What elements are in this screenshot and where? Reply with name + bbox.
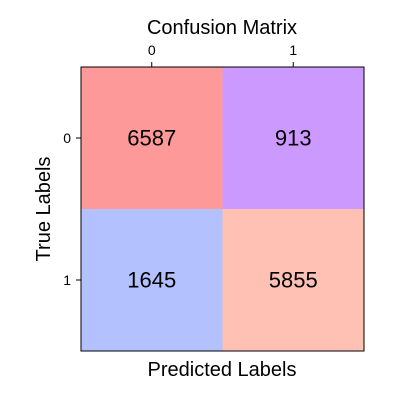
y-axis-ticks: 01	[63, 130, 81, 288]
x-tick-label-1: 1	[289, 42, 297, 58]
cell-value-0-1: 913	[275, 126, 312, 151]
heatmap-cell-1-1	[222, 209, 364, 351]
heatmap-cell-labels: 6587 913 1645 5855	[127, 126, 317, 293]
heatmap-cell-0-0	[81, 67, 223, 209]
x-tick-label-0: 0	[148, 42, 156, 58]
y-tick-label-1: 1	[63, 272, 71, 288]
y-tick-label-0: 0	[63, 130, 71, 146]
heatmap-cell-0-1	[222, 67, 364, 209]
heatmap-cell-1-0	[81, 209, 223, 351]
chart-title: Confusion Matrix	[147, 17, 297, 39]
y-axis-label: True Labels	[33, 157, 55, 262]
heatmap-cells	[81, 67, 364, 351]
cell-value-0-0: 6587	[127, 126, 176, 151]
cell-value-1-1: 5855	[269, 268, 318, 293]
x-axis-label: Predicted Labels	[148, 359, 297, 381]
plot-frame	[80, 66, 365, 352]
cell-value-1-0: 1645	[127, 268, 176, 293]
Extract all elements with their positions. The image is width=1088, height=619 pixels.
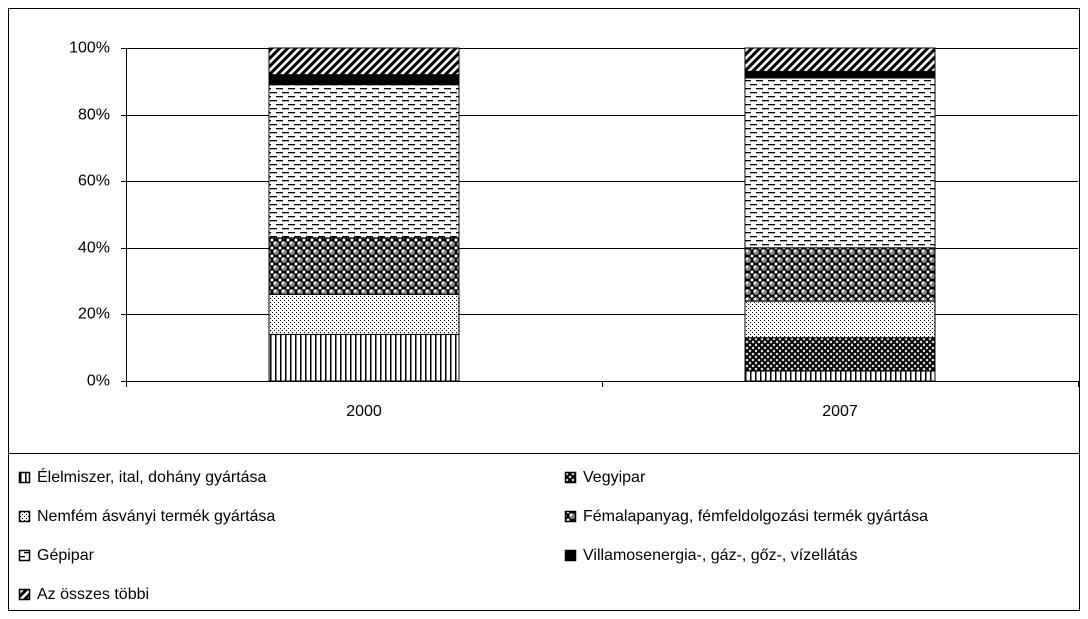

Job
Copy out all of the entries above word for word, leaving out the pictures.

Problem solution
What elements are in this screenshot and where? Reply with name + bbox.
y-axis-ticks: 01	[63, 130, 81, 288]
x-tick-label-1: 1	[289, 42, 297, 58]
cell-value-0-1: 913	[275, 126, 312, 151]
heatmap-cell-1-1	[222, 209, 364, 351]
heatmap-cell-labels: 6587 913 1645 5855	[127, 126, 317, 293]
heatmap-cell-0-0	[81, 67, 223, 209]
x-tick-label-0: 0	[148, 42, 156, 58]
y-tick-label-1: 1	[63, 272, 71, 288]
y-tick-label-0: 0	[63, 130, 71, 146]
heatmap-cell-0-1	[222, 67, 364, 209]
heatmap-cell-1-0	[81, 209, 223, 351]
chart-title: Confusion Matrix	[147, 17, 297, 39]
y-axis-label: True Labels	[33, 157, 55, 262]
heatmap-cells	[81, 67, 364, 351]
cell-value-0-0: 6587	[127, 126, 176, 151]
cell-value-1-1: 5855	[269, 268, 318, 293]
x-axis-label: Predicted Labels	[148, 359, 297, 381]
plot-frame	[80, 66, 365, 352]
cell-value-1-0: 1645	[127, 268, 176, 293]
Extract all elements with their positions. The image is width=1088, height=619 pixels.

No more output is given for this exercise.